_Task objective_.
Rewrite the lines from the one containing "What are the" through the one containing "- x-tick-label: 500: [1162, 638, 1191, 660]" as a numbered list, leaving out any blank lines.

_Recorded information_.

— start —

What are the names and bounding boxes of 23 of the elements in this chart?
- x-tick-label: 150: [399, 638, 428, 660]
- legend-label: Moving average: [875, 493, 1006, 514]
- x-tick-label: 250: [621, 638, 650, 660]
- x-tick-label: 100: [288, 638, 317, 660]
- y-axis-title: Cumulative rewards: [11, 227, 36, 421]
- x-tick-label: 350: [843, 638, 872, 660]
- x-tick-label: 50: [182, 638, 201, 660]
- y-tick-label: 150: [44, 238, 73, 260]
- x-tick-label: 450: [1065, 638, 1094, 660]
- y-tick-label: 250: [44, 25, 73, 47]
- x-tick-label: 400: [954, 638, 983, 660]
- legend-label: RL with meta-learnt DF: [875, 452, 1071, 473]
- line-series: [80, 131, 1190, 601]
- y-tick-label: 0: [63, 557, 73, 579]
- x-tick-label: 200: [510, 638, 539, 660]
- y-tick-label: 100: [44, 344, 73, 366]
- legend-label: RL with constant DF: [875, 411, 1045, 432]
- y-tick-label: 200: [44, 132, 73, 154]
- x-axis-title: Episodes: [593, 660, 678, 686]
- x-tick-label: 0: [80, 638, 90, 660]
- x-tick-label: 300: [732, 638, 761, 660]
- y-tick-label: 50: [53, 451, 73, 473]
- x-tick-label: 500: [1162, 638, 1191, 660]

— end —
— start —

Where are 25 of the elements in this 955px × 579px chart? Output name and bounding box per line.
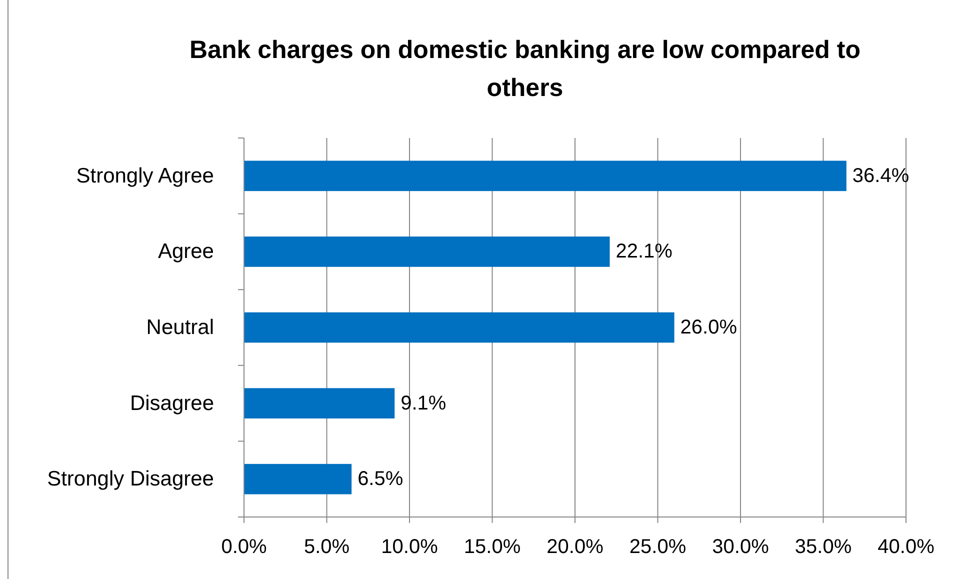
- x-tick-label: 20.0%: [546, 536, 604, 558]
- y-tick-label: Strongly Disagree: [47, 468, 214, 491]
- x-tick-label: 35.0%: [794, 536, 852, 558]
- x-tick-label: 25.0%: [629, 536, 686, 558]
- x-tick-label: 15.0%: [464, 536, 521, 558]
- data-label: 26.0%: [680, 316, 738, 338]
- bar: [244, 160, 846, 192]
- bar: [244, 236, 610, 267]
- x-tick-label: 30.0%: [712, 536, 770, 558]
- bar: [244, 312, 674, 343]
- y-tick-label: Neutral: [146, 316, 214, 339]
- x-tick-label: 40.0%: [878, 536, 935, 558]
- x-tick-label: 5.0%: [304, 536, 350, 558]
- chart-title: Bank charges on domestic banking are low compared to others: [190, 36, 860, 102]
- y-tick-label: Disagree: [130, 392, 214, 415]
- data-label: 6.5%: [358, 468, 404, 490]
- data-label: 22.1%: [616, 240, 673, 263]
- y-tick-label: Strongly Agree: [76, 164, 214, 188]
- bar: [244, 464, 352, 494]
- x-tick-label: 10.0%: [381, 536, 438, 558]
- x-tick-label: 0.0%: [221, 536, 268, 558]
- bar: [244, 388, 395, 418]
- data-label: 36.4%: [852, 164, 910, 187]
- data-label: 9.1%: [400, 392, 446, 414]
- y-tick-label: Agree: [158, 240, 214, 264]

— end —

_Answer to the problem_.
1. What are the names and bounding boxes of 23 of the elements in this chart?
2. - x-tick-label: 150: [399, 638, 428, 660]
3. - legend-label: Moving average: [875, 493, 1006, 514]
4. - x-tick-label: 250: [621, 638, 650, 660]
5. - x-tick-label: 100: [288, 638, 317, 660]
6. - y-axis-title: Cumulative rewards: [11, 227, 36, 421]
7. - x-tick-label: 350: [843, 638, 872, 660]
8. - x-tick-label: 50: [182, 638, 201, 660]
9. - y-tick-label: 150: [44, 238, 73, 260]
10. - x-tick-label: 450: [1065, 638, 1094, 660]
11. - y-tick-label: 250: [44, 25, 73, 47]
12. - x-tick-label: 400: [954, 638, 983, 660]
13. - legend-label: RL with meta-learnt DF: [875, 452, 1071, 473]
14. - line-series: [80, 131, 1190, 601]
15. - y-tick-label: 0: [63, 557, 73, 579]
16. - x-tick-label: 200: [510, 638, 539, 660]
17. - y-tick-label: 100: [44, 344, 73, 366]
18. - legend-label: RL with constant DF: [875, 411, 1045, 432]
19. - y-tick-label: 200: [44, 132, 73, 154]
20. - x-axis-title: Episodes: [593, 660, 678, 686]
21. - x-tick-label: 0: [80, 638, 90, 660]
22. - x-tick-label: 300: [732, 638, 761, 660]
23. - y-tick-label: 50: [53, 451, 73, 473]
24. - x-tick-label: 500: [1162, 638, 1191, 660]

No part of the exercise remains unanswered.